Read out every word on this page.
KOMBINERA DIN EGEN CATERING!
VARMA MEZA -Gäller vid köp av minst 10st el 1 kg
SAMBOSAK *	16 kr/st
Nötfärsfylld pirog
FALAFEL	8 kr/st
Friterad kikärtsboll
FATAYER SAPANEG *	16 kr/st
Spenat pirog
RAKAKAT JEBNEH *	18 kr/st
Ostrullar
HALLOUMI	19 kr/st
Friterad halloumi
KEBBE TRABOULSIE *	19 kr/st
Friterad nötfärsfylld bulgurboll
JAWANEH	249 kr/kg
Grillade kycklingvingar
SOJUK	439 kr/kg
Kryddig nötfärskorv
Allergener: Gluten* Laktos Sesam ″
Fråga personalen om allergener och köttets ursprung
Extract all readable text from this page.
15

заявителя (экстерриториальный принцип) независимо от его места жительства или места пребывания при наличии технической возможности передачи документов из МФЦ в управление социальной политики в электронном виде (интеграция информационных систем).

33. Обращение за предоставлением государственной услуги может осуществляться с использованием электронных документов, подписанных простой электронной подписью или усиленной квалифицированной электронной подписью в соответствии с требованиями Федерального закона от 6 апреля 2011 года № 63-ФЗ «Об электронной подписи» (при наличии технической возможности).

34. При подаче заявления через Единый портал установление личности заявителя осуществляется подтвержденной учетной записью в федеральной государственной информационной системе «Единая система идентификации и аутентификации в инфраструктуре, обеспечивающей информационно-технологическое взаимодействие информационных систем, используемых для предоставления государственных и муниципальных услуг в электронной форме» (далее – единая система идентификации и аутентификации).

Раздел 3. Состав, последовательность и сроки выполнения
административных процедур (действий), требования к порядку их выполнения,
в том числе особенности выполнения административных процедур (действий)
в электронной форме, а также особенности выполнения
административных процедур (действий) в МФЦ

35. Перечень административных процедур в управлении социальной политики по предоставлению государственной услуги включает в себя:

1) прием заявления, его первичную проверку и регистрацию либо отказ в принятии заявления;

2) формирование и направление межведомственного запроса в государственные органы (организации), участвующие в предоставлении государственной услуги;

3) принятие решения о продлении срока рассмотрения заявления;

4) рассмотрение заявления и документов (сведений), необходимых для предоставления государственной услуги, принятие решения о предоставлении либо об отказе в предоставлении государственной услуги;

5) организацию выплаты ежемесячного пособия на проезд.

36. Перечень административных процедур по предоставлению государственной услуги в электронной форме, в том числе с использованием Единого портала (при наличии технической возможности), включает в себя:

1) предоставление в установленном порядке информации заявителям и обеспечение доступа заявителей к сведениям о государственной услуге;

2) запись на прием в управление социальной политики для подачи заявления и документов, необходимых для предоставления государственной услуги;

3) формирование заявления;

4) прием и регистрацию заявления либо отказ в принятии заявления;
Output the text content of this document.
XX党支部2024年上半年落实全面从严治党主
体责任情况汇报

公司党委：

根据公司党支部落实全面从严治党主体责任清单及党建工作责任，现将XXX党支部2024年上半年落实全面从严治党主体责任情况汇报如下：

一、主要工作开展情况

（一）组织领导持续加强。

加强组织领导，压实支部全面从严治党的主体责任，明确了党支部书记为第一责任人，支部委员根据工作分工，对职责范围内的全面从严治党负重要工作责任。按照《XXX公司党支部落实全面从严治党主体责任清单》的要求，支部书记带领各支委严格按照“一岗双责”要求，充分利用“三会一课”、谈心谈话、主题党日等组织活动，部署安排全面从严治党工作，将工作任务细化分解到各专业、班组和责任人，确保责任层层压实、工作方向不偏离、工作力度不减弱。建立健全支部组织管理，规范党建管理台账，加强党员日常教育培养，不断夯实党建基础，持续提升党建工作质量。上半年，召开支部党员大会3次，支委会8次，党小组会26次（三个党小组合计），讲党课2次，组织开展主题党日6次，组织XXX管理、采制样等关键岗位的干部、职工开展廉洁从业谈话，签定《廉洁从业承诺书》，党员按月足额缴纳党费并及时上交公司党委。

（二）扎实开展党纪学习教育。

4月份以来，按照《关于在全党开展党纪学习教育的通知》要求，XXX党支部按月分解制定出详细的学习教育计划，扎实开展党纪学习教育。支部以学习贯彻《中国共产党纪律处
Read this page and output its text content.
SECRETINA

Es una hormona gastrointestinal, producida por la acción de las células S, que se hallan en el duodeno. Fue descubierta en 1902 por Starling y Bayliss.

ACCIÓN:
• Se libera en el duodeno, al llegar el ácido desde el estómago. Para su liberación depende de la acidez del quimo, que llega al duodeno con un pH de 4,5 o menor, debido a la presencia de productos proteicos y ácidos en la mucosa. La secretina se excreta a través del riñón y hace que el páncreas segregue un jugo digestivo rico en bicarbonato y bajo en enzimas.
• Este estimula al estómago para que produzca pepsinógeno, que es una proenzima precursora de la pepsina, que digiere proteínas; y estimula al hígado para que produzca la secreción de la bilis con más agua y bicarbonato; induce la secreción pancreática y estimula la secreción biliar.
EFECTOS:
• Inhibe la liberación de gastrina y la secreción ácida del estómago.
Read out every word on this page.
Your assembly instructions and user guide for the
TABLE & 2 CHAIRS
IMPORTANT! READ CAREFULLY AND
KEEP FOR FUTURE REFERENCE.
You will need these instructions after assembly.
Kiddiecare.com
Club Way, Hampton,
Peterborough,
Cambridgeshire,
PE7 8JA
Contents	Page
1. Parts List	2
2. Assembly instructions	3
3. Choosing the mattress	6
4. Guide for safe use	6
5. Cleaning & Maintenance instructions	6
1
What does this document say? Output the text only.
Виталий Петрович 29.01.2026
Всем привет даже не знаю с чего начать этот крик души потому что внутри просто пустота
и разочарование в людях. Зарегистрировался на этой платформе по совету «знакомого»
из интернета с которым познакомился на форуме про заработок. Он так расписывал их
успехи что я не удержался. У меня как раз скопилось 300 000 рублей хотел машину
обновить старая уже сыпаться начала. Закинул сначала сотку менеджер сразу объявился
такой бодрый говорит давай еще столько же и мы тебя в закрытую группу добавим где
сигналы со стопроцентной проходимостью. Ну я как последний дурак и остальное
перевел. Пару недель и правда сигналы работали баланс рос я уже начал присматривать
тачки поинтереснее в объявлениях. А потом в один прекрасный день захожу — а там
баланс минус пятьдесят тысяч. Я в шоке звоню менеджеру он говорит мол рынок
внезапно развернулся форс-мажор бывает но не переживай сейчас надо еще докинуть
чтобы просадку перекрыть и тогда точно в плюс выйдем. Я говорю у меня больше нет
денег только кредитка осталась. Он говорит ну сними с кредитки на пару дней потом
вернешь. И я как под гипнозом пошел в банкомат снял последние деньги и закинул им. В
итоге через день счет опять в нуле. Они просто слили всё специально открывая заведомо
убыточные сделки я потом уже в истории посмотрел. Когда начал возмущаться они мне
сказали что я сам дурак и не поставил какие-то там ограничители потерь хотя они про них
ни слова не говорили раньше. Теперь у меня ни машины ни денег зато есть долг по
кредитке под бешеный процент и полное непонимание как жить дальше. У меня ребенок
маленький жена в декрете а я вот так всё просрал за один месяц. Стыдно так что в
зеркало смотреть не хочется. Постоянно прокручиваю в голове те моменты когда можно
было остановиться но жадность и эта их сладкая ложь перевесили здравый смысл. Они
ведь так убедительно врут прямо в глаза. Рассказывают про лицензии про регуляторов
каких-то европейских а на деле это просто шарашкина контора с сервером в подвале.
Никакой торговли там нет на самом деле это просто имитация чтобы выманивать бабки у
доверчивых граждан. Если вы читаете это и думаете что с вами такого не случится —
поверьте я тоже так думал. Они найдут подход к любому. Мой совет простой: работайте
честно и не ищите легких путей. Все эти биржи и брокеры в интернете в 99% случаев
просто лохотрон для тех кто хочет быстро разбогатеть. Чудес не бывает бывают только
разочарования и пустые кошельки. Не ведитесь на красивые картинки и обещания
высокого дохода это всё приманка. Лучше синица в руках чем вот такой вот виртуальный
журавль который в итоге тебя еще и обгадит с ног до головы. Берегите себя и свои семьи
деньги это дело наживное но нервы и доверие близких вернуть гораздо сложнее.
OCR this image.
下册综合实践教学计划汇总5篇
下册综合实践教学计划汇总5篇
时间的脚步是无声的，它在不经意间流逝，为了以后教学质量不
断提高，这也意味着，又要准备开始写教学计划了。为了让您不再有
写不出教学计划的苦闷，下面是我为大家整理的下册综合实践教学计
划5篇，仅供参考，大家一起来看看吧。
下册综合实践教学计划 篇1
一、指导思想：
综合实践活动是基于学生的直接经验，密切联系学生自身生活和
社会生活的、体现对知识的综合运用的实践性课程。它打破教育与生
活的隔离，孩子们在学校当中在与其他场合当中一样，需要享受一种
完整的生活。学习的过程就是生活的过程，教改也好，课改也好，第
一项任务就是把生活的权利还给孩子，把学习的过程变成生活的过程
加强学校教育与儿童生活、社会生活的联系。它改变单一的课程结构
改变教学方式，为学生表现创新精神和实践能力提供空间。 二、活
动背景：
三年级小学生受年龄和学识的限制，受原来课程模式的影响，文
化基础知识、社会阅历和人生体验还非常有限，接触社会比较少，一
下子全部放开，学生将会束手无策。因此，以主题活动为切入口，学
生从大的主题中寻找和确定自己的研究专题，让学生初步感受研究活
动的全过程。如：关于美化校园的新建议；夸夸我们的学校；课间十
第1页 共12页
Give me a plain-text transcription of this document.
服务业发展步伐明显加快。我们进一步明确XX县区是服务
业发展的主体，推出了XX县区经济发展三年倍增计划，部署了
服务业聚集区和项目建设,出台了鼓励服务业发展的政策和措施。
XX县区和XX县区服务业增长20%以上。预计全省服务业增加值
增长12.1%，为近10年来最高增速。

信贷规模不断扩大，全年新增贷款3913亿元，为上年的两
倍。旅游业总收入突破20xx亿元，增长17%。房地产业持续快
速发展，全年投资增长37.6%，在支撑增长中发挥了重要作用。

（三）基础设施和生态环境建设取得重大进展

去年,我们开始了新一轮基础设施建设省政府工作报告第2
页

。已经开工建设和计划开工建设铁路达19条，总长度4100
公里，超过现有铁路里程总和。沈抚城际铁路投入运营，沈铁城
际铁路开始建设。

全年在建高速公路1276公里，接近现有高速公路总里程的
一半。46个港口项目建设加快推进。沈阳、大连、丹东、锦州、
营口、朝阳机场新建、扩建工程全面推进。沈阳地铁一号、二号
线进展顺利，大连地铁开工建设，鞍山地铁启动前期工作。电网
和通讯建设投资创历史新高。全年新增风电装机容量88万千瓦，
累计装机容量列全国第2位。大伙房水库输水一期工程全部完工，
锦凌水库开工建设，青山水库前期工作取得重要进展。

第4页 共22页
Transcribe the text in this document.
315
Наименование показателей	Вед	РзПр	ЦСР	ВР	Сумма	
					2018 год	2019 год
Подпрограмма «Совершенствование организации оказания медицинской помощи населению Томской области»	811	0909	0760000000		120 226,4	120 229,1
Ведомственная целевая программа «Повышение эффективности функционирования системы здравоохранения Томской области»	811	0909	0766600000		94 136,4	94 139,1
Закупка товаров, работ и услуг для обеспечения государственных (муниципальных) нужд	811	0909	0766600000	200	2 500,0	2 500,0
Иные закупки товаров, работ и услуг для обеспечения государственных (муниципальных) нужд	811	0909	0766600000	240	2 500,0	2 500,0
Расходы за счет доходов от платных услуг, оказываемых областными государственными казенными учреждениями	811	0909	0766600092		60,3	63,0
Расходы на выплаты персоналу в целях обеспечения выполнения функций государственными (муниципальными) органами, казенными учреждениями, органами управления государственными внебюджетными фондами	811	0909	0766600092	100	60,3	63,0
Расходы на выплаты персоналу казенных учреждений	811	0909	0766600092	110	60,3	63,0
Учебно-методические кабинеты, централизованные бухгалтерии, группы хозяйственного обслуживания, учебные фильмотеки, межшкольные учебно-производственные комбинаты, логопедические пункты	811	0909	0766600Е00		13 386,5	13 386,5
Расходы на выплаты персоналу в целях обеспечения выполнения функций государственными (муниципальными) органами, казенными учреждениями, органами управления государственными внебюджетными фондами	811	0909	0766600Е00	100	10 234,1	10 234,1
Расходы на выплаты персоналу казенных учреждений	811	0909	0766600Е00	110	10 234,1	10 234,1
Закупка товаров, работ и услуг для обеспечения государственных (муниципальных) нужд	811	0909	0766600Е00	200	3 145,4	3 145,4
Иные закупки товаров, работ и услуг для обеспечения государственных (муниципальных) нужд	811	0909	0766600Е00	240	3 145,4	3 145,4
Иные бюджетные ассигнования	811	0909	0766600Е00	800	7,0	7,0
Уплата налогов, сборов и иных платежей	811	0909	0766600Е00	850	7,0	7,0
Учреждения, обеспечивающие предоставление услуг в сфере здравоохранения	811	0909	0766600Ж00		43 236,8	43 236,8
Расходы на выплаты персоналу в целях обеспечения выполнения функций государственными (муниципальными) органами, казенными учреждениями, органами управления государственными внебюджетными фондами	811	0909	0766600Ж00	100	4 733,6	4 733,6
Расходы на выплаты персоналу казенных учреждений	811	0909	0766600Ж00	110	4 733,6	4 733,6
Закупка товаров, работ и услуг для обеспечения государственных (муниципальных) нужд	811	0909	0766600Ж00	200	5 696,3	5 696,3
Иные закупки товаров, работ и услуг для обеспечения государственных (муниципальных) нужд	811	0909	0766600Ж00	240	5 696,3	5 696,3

===============

▸ **YOUR INSTRUCTIONS**
State, as a bare number, how many lines of the listing hold the word "необходимых".

▸ **RESULT FOR THIS TASK**
2